Hacer el conteo de los daños es necesario, pero no funciona para construir algo nuevo si no hay un cuestionamiento fuerte de las mentalidades que debilitaron la labor académica antes ya de estos años tan oscuros. Si los problemas de recursos materiales son ya difíciles, hacerle frente a la idea de que el trabajo que se hace no es de interés, es sentir que la batalla está perdida antes de siquiera empezar a jugársela. De los trabajos colectivos largos y difíciles que nos tocan, puede que uno tenga que ser el entender que la educación no tiene que traducirse en trabajo monetario solamente, sino en resultados que nos permitan pensar en realidades distintas, así no sea nuestro destino experimentarlas de primera mano.
Quizás ahora que de Venezuela sale tanto, debamos pensar en sacar a la academia de la universidad también. Las redes de investigadores venezolanos que cortaron los puentes con Venezuela y que no quieren ya pensar en soluciones, me atrevo a decir, son muy pocas. De hecho, hay casos que vale mucho la pena estudiar y que han sido impulsados por diálogos nutridos y dedicados de investigadores fuera de Venezuela con estudiantes en plena fase de formación. Eso lo lograron un grupo de investigadores en física que pusieron en marcha un programa de estudios en el que participan instituciones de varios países, no solo Venezuela.
El proyecto en sus principios logró reunir a investigadores y docentes en el exterior que se sirvieron de internet para organizar seminarios y formaciones. El proyecto sigue creciendo y puede funcionar como inspiración para el trabajo de otros que con seguridad buscarán hacer lo mismo. Sé de muchos que querrán ampliar estas redes de colaboración, me incluyo en este grupo.
Valga este caso para ver dos puntos que pueden acercarnos a ideas y a estrategias clave. El primero, que de todas las épocas en las que nos ha podido tocar ser una diáspora, la de las nuevas tecnologías no parece ser la peor. El segundo, que el trabajo de muchos académicos en el exterior no rompe sus relaciones con el país, al contrario, gana recursos y perspectivas que hacen que todo regrese justo al lugar de donde salió.

▶ Qué se pide: Según el texto de la página, ¿de qué se sirvieron los investigadores y docentes en el exterior para organizar seminarios y formaciones? Los registros no intervienen en esto.

▶ Datos guardados:
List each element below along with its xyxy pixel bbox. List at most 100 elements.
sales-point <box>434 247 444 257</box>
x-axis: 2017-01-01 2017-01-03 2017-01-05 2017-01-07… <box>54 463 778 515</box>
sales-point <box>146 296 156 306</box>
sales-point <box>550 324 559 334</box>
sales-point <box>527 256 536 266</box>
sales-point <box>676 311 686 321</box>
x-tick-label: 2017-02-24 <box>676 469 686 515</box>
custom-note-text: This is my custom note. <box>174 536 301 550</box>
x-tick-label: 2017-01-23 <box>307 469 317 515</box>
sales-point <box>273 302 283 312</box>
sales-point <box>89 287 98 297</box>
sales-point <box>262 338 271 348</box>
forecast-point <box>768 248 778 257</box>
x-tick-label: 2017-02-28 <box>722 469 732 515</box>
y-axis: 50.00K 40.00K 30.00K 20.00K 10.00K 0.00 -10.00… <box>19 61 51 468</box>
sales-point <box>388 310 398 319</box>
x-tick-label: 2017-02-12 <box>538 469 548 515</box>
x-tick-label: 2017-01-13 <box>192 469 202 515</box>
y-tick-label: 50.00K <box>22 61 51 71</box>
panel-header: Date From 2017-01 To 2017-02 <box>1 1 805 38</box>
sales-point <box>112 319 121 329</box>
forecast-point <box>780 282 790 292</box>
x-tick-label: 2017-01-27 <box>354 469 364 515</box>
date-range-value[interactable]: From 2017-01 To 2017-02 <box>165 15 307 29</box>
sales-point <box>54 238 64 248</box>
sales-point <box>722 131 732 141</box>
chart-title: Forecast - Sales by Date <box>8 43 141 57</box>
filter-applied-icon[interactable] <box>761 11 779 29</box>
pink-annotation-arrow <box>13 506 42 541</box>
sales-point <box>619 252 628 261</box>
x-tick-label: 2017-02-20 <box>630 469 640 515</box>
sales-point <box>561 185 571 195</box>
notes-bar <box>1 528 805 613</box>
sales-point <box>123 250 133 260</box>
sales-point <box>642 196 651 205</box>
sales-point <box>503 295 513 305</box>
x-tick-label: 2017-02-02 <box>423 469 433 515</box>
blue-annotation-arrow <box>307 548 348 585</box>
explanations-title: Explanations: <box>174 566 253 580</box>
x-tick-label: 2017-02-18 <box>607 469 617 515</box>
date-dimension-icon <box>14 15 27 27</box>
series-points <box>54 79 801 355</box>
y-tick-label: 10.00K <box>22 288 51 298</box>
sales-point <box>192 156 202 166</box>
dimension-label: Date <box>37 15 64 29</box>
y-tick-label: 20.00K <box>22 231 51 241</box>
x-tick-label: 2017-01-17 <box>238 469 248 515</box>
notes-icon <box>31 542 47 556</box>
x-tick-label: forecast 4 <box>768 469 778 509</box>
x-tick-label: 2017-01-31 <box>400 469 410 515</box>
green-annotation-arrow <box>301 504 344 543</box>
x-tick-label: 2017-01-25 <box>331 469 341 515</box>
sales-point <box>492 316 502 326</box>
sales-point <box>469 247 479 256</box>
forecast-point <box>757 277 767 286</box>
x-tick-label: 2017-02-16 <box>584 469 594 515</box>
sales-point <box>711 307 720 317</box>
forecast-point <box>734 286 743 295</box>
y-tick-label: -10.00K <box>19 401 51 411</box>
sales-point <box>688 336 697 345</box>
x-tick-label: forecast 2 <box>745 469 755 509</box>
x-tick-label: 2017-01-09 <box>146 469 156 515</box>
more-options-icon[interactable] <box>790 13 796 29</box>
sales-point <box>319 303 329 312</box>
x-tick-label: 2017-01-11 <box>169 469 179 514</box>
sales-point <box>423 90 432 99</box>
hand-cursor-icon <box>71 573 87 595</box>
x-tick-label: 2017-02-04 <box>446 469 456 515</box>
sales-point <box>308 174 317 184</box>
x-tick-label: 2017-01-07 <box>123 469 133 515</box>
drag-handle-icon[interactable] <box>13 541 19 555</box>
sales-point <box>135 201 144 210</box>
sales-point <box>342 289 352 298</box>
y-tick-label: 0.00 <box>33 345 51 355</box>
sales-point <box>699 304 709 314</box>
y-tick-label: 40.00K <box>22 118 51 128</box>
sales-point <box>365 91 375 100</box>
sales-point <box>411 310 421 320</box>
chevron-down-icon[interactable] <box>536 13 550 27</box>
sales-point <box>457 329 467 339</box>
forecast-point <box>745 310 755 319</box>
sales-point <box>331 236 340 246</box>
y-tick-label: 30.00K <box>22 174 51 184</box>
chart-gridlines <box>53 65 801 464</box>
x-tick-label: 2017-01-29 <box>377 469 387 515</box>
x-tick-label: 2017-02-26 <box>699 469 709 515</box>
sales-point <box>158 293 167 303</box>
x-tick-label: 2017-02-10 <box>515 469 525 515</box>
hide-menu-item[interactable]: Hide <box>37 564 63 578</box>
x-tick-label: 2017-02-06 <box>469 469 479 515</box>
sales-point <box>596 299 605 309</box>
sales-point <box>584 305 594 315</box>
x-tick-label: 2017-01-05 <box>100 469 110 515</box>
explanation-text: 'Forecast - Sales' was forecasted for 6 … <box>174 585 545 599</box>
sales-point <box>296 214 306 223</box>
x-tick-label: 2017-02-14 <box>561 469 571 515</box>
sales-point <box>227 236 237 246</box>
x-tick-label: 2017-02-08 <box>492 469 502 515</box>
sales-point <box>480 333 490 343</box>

▶ Resultado del ejercicio: Se sirvieron de internet.